What needs to be done:
Copy every entry exactly.

(Dataset items)
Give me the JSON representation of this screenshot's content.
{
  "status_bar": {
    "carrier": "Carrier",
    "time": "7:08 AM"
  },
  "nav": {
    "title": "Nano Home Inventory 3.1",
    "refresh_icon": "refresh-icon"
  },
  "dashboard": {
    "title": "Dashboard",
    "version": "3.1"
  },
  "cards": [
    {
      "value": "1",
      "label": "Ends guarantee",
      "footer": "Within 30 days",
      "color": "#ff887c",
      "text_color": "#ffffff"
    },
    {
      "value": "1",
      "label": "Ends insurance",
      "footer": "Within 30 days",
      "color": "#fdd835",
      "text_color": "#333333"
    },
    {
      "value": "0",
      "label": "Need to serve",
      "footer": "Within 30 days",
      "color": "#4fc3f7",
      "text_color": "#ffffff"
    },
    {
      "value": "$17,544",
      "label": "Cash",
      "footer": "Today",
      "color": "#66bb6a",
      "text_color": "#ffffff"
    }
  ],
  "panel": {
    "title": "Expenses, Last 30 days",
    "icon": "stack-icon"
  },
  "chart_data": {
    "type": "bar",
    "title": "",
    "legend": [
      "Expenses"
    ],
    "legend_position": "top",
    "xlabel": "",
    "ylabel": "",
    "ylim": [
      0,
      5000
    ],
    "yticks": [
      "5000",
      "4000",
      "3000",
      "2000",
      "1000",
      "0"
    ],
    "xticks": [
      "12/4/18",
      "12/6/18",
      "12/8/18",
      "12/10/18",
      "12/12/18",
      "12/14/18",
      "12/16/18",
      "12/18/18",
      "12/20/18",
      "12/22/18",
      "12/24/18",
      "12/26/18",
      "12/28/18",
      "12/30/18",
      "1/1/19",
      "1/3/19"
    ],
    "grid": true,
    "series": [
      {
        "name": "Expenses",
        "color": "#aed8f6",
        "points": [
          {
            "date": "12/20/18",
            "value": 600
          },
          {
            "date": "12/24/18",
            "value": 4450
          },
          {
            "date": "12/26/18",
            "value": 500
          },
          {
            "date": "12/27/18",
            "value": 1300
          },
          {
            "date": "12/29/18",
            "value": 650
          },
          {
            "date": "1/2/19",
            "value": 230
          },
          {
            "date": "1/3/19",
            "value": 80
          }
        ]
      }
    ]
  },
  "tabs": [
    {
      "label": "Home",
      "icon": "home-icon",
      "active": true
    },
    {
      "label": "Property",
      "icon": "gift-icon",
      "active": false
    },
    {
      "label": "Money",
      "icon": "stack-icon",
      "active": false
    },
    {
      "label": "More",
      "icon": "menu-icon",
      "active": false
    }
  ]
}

Expected output:
Give me the JSON representation of this screenshot's content.
{
  "status_bar": {
    "carrier": "Carrier",
    "time": "7:08 AM"
  },
  "nav": {
    "title": "Nano Home Inventory 3.1",
    "refresh_icon": "refresh-icon"
  },
  "dashboard": {
    "title": "Dashboard",
    "version": "3.1"
  },
  "cards": [
    {
      "value": "1",
      "label": "Ends guarantee",
      "footer": "Within 30 days",
      "color": "#ff887c",
      "text_color": "#ffffff"
    },
    {
      "value": "1",
      "label": "Ends insurance",
      "footer": "Within 30 days",
      "color": "#fdd835",
      "text_color": "#333333"
    },
    {
      "value": "0",
      "label": "Need to serve",
      "footer": "Within 30 days",
      "color": "#4fc3f7",
      "text_color": "#ffffff"
    },
    {
      "value": "$17,544",
      "label": "Cash",
      "footer": "Today",
      "color": "#66bb6a",
      "text_color": "#ffffff"
    }
  ],
  "panel": {
    "title": "Expenses, Last 30 days",
    "icon": "stack-icon"
  },
  "chart_data": {
    "type": "bar",
    "title": "",
    "legend": [
      "Expenses"
    ],
    "legend_position": "top",
    "xlabel": "",
    "ylabel": "",
    "ylim": [
      0,
      5000
    ],
    "yticks": [
      "5000",
      "4000",
      "3000",
      "2000",
      "1000",
      "0"
    ],
    "xticks": [
      "12/4/18",
      "12/6/18",
      "12/8/18",
      "12/10/18",
      "12/12/18",
      "12/14/18",
      "12/16/18",
      "12/18/18",
      "12/20/18",
      "12/22/18",
      "12/24/18",
      "12/26/18",
      "12/28/18",
      "12/30/18",
      "1/1/19",
      "1/3/19"
    ],
    "grid": true,
    "series": [
      {
        "name": "Expenses",
        "color": "#aed8f6",
        "points": [
          {
            "date": "12/20/18",
            "value": 600
          },
          {
            "date": "12/24/18",
            "value": 4450
          },
          {
            "date": "12/26/18",
            "value": 500
          },
          {
            "date": "12/27/18",
            "value": 1300
          },
          {
            "date": "12/29/18",
            "value": 650
          },
          {
            "date": "1/2/19",
            "value": 230
          },
          {
            "date": "1/3/19",
            "value": 80
          }
        ]
      }
    ]
  },
  "tabs": [
    {
      "label": "Home",
      "icon": "home-icon",
      "active": true
    },
    {
      "label": "Property",
      "icon": "gift-icon",
      "active": false
    },
    {
      "label": "Money",
      "icon": "stack-icon",
      "active": false
    },
    {
      "label": "More",
      "icon": "menu-icon",
      "active": false
    }
  ]
}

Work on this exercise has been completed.